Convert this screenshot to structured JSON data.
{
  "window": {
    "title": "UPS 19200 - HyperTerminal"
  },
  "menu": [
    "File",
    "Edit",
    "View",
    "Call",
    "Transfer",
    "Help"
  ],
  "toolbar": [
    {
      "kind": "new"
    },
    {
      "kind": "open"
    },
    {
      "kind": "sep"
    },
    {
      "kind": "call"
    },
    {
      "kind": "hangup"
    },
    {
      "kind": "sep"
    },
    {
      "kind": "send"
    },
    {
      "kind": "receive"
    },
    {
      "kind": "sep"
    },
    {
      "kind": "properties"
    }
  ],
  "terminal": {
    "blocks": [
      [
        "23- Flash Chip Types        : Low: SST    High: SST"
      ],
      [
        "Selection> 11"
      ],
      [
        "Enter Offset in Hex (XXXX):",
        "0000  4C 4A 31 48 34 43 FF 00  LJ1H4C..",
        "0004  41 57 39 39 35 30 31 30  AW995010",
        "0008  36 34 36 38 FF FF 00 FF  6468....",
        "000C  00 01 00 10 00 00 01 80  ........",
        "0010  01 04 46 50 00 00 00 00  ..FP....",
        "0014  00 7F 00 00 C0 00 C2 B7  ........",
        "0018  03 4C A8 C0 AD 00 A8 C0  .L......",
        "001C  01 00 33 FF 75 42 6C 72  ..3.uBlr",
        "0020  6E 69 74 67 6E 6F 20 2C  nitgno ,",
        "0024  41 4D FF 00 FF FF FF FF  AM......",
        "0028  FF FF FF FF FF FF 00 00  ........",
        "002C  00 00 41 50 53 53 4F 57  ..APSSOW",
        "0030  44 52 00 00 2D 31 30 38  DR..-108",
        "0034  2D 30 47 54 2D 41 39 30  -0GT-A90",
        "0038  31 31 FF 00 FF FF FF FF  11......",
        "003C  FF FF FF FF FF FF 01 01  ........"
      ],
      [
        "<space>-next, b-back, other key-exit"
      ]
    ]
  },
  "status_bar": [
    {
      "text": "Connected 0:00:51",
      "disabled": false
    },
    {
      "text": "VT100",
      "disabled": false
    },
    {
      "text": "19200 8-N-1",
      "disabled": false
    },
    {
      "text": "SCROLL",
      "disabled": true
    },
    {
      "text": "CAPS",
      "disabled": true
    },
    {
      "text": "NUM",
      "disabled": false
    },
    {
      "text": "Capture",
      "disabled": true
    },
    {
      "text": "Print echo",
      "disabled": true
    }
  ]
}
● ● ● ● ●
◆ **YOUR TASK**:
Your task is to reproduce the whole listing exactly.

◆ **FINAL RESULT**:
Convert this screenshot to structured JSON data.
{
  "window": {
    "title": "UPS 19200 - HyperTerminal"
  },
  "menu": [
    "File",
    "Edit",
    "View",
    "Call",
    "Transfer",
    "Help"
  ],
  "toolbar": [
    {
      "kind": "new"
    },
    {
      "kind": "open"
    },
    {
      "kind": "sep"
    },
    {
      "kind": "call"
    },
    {
      "kind": "hangup"
    },
    {
      "kind": "sep"
    },
    {
      "kind": "send"
    },
    {
      "kind": "receive"
    },
    {
      "kind": "sep"
    },
    {
      "kind": "properties"
    }
  ],
  "terminal": {
    "blocks": [
      [
        "23- Flash Chip Types        : Low: SST    High: SST"
      ],
      [
        "Selection> 11"
      ],
      [
        "Enter Offset in Hex (XXXX):",
        "0000  4C 4A 31 48 34 43 FF 00  LJ1H4C..",
        "0004  41 57 39 39 35 30 31 30  AW995010",
        "0008  36 34 36 38 FF FF 00 FF  6468....",
        "000C  00 01 00 10 00 00 01 80  ........",
        "0010  01 04 46 50 00 00 00 00  ..FP....",
        "0014  00 7F 00 00 C0 00 C2 B7  ........",
        "0018  03 4C A8 C0 AD 00 A8 C0  .L......",
        "001C  01 00 33 FF 75 42 6C 72  ..3.uBlr",
        "0020  6E 69 74 67 6E 6F 20 2C  nitgno ,",
        "0024  41 4D FF 00 FF FF FF FF  AM......",
        "0028  FF FF FF FF FF FF 00 00  ........",
        "002C  00 00 41 50 53 53 4F 57  ..APSSOW",
        "0030  44 52 00 00 2D 31 30 38  DR..-108",
        "0034  2D 30 47 54 2D 41 39 30  -0GT-A90",
        "0038  31 31 FF 00 FF FF FF FF  11......",
        "003C  FF FF FF FF FF FF 01 01  ........"
      ],
      [
        "<space>-next, b-back, other key-exit"
      ]
    ]
  },
  "status_bar": [
    {
      "text": "Connected 0:00:51",
      "disabled": false
    },
    {
      "text": "VT100",
      "disabled": false
    },
    {
      "text": "19200 8-N-1",
      "disabled": false
    },
    {
      "text": "SCROLL",
      "disabled": true
    },
    {
      "text": "CAPS",
      "disabled": true
    },
    {
      "text": "NUM",
      "disabled": false
    },
    {
      "text": "Capture",
      "disabled": true
    },
    {
      "text": "Print echo",
      "disabled": true
    }
  ]
}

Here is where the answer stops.